Task directions -> Please output the lines shown below exactly as they appear.

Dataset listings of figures
↓↓↓

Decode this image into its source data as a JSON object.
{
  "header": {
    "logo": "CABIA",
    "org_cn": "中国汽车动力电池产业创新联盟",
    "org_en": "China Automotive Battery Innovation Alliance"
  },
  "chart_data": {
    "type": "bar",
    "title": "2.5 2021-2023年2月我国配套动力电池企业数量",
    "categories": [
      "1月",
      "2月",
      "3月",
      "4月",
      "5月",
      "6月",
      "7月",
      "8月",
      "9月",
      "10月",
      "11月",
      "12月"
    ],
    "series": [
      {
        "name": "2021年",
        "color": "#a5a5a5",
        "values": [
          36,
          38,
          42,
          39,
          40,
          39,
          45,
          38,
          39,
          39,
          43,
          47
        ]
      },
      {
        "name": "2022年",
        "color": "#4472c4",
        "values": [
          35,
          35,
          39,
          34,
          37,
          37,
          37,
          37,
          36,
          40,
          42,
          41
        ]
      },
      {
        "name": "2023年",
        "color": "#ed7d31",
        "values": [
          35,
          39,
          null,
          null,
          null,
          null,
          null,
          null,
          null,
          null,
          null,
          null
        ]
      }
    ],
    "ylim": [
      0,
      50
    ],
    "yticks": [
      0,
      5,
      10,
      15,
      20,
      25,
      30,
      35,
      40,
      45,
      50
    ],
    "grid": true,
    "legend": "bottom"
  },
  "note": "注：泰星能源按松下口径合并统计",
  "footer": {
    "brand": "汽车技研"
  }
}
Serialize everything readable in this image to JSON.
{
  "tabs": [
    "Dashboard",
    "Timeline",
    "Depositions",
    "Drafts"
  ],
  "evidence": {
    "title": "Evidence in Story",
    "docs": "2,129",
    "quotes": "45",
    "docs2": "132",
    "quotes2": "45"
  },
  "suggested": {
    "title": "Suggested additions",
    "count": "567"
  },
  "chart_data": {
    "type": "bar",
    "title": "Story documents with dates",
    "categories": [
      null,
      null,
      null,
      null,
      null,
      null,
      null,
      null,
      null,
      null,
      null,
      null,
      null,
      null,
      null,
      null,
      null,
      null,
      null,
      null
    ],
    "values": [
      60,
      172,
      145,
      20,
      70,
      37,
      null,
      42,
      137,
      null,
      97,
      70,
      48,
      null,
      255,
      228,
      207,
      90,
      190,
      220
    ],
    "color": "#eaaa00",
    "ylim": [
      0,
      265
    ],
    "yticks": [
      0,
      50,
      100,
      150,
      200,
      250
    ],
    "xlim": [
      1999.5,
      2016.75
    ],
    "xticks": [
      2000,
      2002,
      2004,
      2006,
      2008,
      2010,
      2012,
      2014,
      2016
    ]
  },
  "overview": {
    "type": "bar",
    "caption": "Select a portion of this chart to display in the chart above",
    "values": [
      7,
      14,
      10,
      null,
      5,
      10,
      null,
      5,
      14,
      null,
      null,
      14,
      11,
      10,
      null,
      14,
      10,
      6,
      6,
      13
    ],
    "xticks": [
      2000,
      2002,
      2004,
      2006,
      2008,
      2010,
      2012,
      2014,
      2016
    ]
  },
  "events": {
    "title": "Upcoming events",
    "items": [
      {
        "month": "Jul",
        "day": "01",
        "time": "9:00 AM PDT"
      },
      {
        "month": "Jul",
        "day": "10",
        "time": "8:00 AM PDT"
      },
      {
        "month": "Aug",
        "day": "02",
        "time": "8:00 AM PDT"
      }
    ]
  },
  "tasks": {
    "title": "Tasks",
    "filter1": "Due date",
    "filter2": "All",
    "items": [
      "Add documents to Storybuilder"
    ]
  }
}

↑↑↑

Response for this exercise ->
Decode this image into its source data as a JSON object.
{
  "header": {
    "logo": "CABIA",
    "org_cn": "中国汽车动力电池产业创新联盟",
    "org_en": "China Automotive Battery Innovation Alliance"
  },
  "chart_data": {
    "type": "bar",
    "title": "2.5 2021-2023年2月我国配套动力电池企业数量",
    "categories": [
      "1月",
      "2月",
      "3月",
      "4月",
      "5月",
      "6月",
      "7月",
      "8月",
      "9月",
      "10月",
      "11月",
      "12月"
    ],
    "series": [
      {
        "name": "2021年",
        "color": "#a5a5a5",
        "values": [
          36,
          38,
          42,
          39,
          40,
          39,
          45,
          38,
          39,
          39,
          43,
          47
        ]
      },
      {
        "name": "2022年",
        "color": "#4472c4",
        "values": [
          35,
          35,
          39,
          34,
          37,
          37,
          37,
          37,
          36,
          40,
          42,
          41
        ]
      },
      {
        "name": "2023年",
        "color": "#ed7d31",
        "values": [
          35,
          39,
          null,
          null,
          null,
          null,
          null,
          null,
          null,
          null,
          null,
          null
        ]
      }
    ],
    "ylim": [
      0,
      50
    ],
    "yticks": [
      0,
      5,
      10,
      15,
      20,
      25,
      30,
      35,
      40,
      45,
      50
    ],
    "grid": true,
    "legend": "bottom"
  },
  "note": "注：泰星能源按松下口径合并统计",
  "footer": {
    "brand": "汽车技研"
  }
}
Serialize everything readable in this image to JSON.
{
  "tabs": [
    "Dashboard",
    "Timeline",
    "Depositions",
    "Drafts"
  ],
  "evidence": {
    "title": "Evidence in Story",
    "docs": "2,129",
    "quotes": "45",
    "docs2": "132",
    "quotes2": "45"
  },
  "suggested": {
    "title": "Suggested additions",
    "count": "567"
  },
  "chart_data": {
    "type": "bar",
    "title": "Story documents with dates",
    "categories": [
      null,
      null,
      null,
      null,
      null,
      null,
      null,
      null,
      null,
      null,
      null,
      null,
      null,
      null,
      null,
      null,
      null,
      null,
      null,
      null
    ],
    "values": [
      60,
      172,
      145,
      20,
      70,
      37,
      null,
      42,
      137,
      null,
      97,
      70,
      48,
      null,
      255,
      228,
      207,
      90,
      190,
      220
    ],
    "color": "#eaaa00",
    "ylim": [
      0,
      265
    ],
    "yticks": [
      0,
      50,
      100,
      150,
      200,
      250
    ],
    "xlim": [
      1999.5,
      2016.75
    ],
    "xticks": [
      2000,
      2002,
      2004,
      2006,
      2008,
      2010,
      2012,
      2014,
      2016
    ]
  },
  "overview": {
    "type": "bar",
    "caption": "Select a portion of this chart to display in the chart above",
    "values": [
      7,
      14,
      10,
      null,
      5,
      10,
      null,
      5,
      14,
      null,
      null,
      14,
      11,
      10,
      null,
      14,
      10,
      6,
      6,
      13
    ],
    "xticks": [
      2000,
      2002,
      2004,
      2006,
      2008,
      2010,
      2012,
      2014,
      2016
    ]
  },
  "events": {
    "title": "Upcoming events",
    "items": [
      {
        "month": "Jul",
        "day": "01",
        "time": "9:00 AM PDT"
      },
      {
        "month": "Jul",
        "day": "10",
        "time": "8:00 AM PDT"
      },
      {
        "month": "Aug",
        "day": "02",
        "time": "8:00 AM PDT"
      }
    ]
  },
  "tasks": {
    "title": "Tasks",
    "filter1": "Due date",
    "filter2": "All",
    "items": [
      "Add documents to Storybuilder"
    ]
  }
}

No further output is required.